Directions for this task -
Repeat what the lines below say, word for word, and skip every image.

(Data excerpts)

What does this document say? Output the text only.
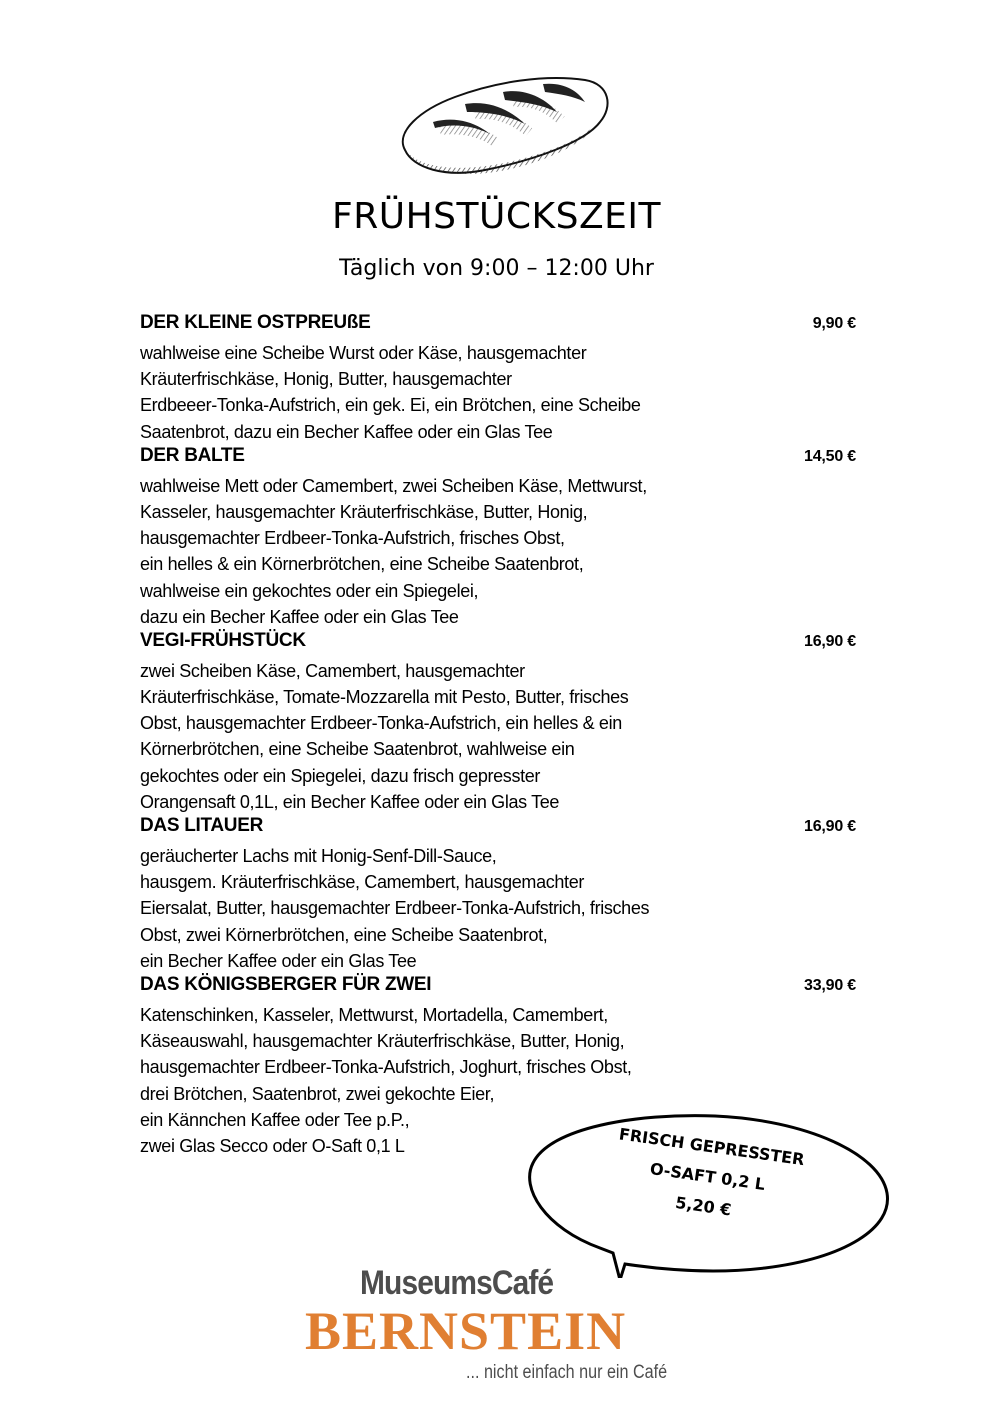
FRÜHSTÜCKSZEIT
Täglich von 9:00 – 12:00 Uhr
DER KLEINE OSTPREUßE	9,90 €
wahlweise eine Scheibe Wurst oder Käse, hausgemachter
Kräuterfrischkäse, Honig, Butter, hausgemachter
Erdbeeer-Tonka-Aufstrich, ein gek. Ei, ein Brötchen, eine Scheibe
Saatenbrot, dazu ein Becher Kaffee oder ein Glas Tee
DER BALTE	14,50 €
wahlweise Mett oder Camembert, zwei Scheiben Käse, Mettwurst,
Kasseler, hausgemachter Kräuterfrischkäse, Butter, Honig,
hausgemachter Erdbeer-Tonka-Aufstrich, frisches Obst,
ein helles & ein Körnerbrötchen, eine Scheibe Saatenbrot,
wahlweise ein gekochtes oder ein Spiegelei,
dazu ein Becher Kaffee oder ein Glas Tee
VEGI-FRÜHSTÜCK	16,90 €
zwei Scheiben Käse, Camembert, hausgemachter
Kräuterfrischkäse, Tomate-Mozzarella mit Pesto, Butter, frisches
Obst, hausgemachter Erdbeer-Tonka-Aufstrich, ein helles & ein
Körnerbrötchen, eine Scheibe Saatenbrot, wahlweise ein
gekochtes oder ein Spiegelei, dazu frisch gepresster
Orangensaft 0,1L, ein Becher Kaffee oder ein Glas Tee
DAS LITAUER	16,90 €
geräucherter Lachs mit Honig-Senf-Dill-Sauce,
hausgem. Kräuterfrischkäse, Camembert, hausgemachter
Eiersalat, Butter, hausgemachter Erdbeer-Tonka-Aufstrich, frisches
Obst, zwei Körnerbrötchen, eine Scheibe Saatenbrot,
ein Becher Kaffee oder ein Glas Tee
DAS KÖNIGSBERGER FÜR ZWEI	33,90 €
Katenschinken, Kasseler, Mettwurst, Mortadella, Camembert,
Käseauswahl, hausgemachter Kräuterfrischkäse, Butter, Honig,
hausgemachter Erdbeer-Tonka-Aufstrich, Joghurt, frisches Obst,
drei Brötchen, Saatenbrot, zwei gekochte Eier,
ein Kännchen Kaffee oder Tee p.P.,
zwei Glas Secco oder O-Saft 0,1 L	FRISCH GEPRESSTER
O-SAFT 0,2 L
5,20 €
MuseumsCafé
BERNSTEIN
... nicht einfach nur ein Café
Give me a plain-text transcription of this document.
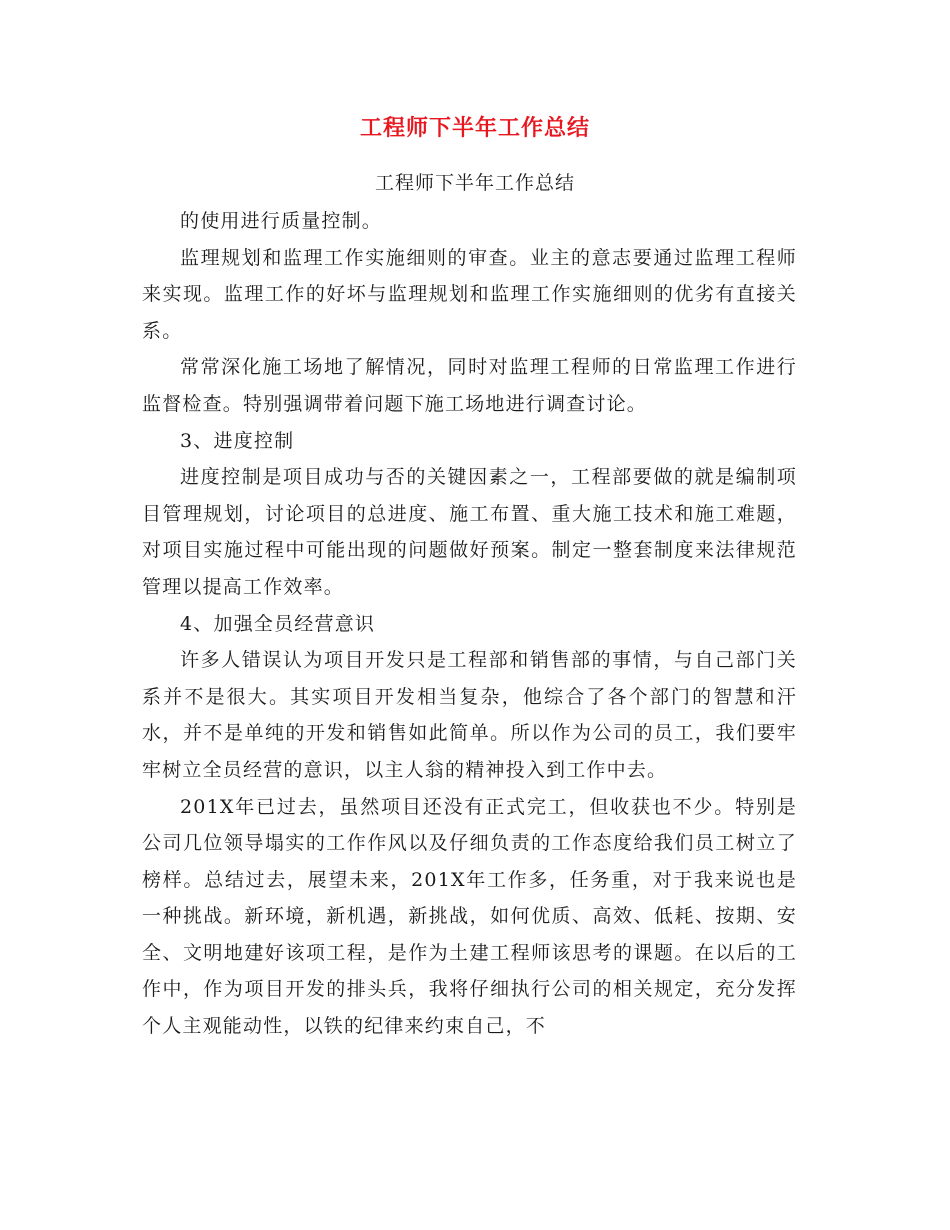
工程师下半年工作总结
工程师下半年工作总结

的使用进行质量控制。

监理规划和监理工作实施细则的审查。业主的意志要通过监理工程师来实现。监理工作的好坏与监理规划和监理工作实施细则的优劣有直接关系。

常常深化施工场地了解情况，同时对监理工程师的日常监理工作进行监督检查。特别强调带着问题下施工场地进行调查讨论。

3、进度控制

进度控制是项目成功与否的关键因素之一，工程部要做的就是编制项目管理规划，讨论项目的总进度、施工布置、重大施工技术和施工难题，对项目实施过程中可能出现的问题做好预案。制定一整套制度来法律规范管理以提高工作效率。

4、加强全员经营意识

许多人错误认为项目开发只是工程部和销售部的事情，与自己部门关系并不是很大。其实项目开发相当复杂，他综合了各个部门的智慧和汗水，并不是单纯的开发和销售如此简单。所以作为公司的员工，我们要牢牢树立全员经营的意识，以主人翁的精神投入到工作中去。

201X年已过去，虽然项目还没有正式完工，但收获也不少。特别是公司几位领导塌实的工作作风以及仔细负责的工作态度给我们员工树立了榜样。总结过去，展望未来，201X年工作多，任务重，对于我来说也是一种挑战。新环境，新机遇，新挑战，如何优质、高效、低耗、按期、安全、文明地建好该项工程，是作为土建工程师该思考的课题。在以后的工作中，作为项目开发的排头兵，我将仔细执行公司的相关规定，充分发挥个人主观能动性，以铁的纪律来约束自己，不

Correct result -
What does this document say? Output the text only.
FRÜHSTÜCKSZEIT
Täglich von 9:00 – 12:00 Uhr
DER KLEINE OSTPREUßE	9,90 €
wahlweise eine Scheibe Wurst oder Käse, hausgemachter
Kräuterfrischkäse, Honig, Butter, hausgemachter
Erdbeeer-Tonka-Aufstrich, ein gek. Ei, ein Brötchen, eine Scheibe
Saatenbrot, dazu ein Becher Kaffee oder ein Glas Tee
DER BALTE	14,50 €
wahlweise Mett oder Camembert, zwei Scheiben Käse, Mettwurst,
Kasseler, hausgemachter Kräuterfrischkäse, Butter, Honig,
hausgemachter Erdbeer-Tonka-Aufstrich, frisches Obst,
ein helles & ein Körnerbrötchen, eine Scheibe Saatenbrot,
wahlweise ein gekochtes oder ein Spiegelei,
dazu ein Becher Kaffee oder ein Glas Tee
VEGI-FRÜHSTÜCK	16,90 €
zwei Scheiben Käse, Camembert, hausgemachter
Kräuterfrischkäse, Tomate-Mozzarella mit Pesto, Butter, frisches
Obst, hausgemachter Erdbeer-Tonka-Aufstrich, ein helles & ein
Körnerbrötchen, eine Scheibe Saatenbrot, wahlweise ein
gekochtes oder ein Spiegelei, dazu frisch gepresster
Orangensaft 0,1L, ein Becher Kaffee oder ein Glas Tee
DAS LITAUER	16,90 €
geräucherter Lachs mit Honig-Senf-Dill-Sauce,
hausgem. Kräuterfrischkäse, Camembert, hausgemachter
Eiersalat, Butter, hausgemachter Erdbeer-Tonka-Aufstrich, frisches
Obst, zwei Körnerbrötchen, eine Scheibe Saatenbrot,
ein Becher Kaffee oder ein Glas Tee
DAS KÖNIGSBERGER FÜR ZWEI	33,90 €
Katenschinken, Kasseler, Mettwurst, Mortadella, Camembert,
Käseauswahl, hausgemachter Kräuterfrischkäse, Butter, Honig,
hausgemachter Erdbeer-Tonka-Aufstrich, Joghurt, frisches Obst,
drei Brötchen, Saatenbrot, zwei gekochte Eier,
ein Kännchen Kaffee oder Tee p.P.,
zwei Glas Secco oder O-Saft 0,1 L	FRISCH GEPRESSTER
O-SAFT 0,2 L
5,20 €
MuseumsCafé
BERNSTEIN
... nicht einfach nur ein Café
Give me a plain-text transcription of this document.
工程师下半年工作总结
工程师下半年工作总结

的使用进行质量控制。

监理规划和监理工作实施细则的审查。业主的意志要通过监理工程师来实现。监理工作的好坏与监理规划和监理工作实施细则的优劣有直接关系。

常常深化施工场地了解情况，同时对监理工程师的日常监理工作进行监督检查。特别强调带着问题下施工场地进行调查讨论。

3、进度控制

进度控制是项目成功与否的关键因素之一，工程部要做的就是编制项目管理规划，讨论项目的总进度、施工布置、重大施工技术和施工难题，对项目实施过程中可能出现的问题做好预案。制定一整套制度来法律规范管理以提高工作效率。

4、加强全员经营意识

许多人错误认为项目开发只是工程部和销售部的事情，与自己部门关系并不是很大。其实项目开发相当复杂，他综合了各个部门的智慧和汗水，并不是单纯的开发和销售如此简单。所以作为公司的员工，我们要牢牢树立全员经营的意识，以主人翁的精神投入到工作中去。

201X年已过去，虽然项目还没有正式完工，但收获也不少。特别是公司几位领导塌实的工作作风以及仔细负责的工作态度给我们员工树立了榜样。总结过去，展望未来，201X年工作多，任务重，对于我来说也是一种挑战。新环境，新机遇，新挑战，如何优质、高效、低耗、按期、安全、文明地建好该项工程，是作为土建工程师该思考的课题。在以后的工作中，作为项目开发的排头兵，我将仔细执行公司的相关规定，充分发挥个人主观能动性，以铁的纪律来约束自己，不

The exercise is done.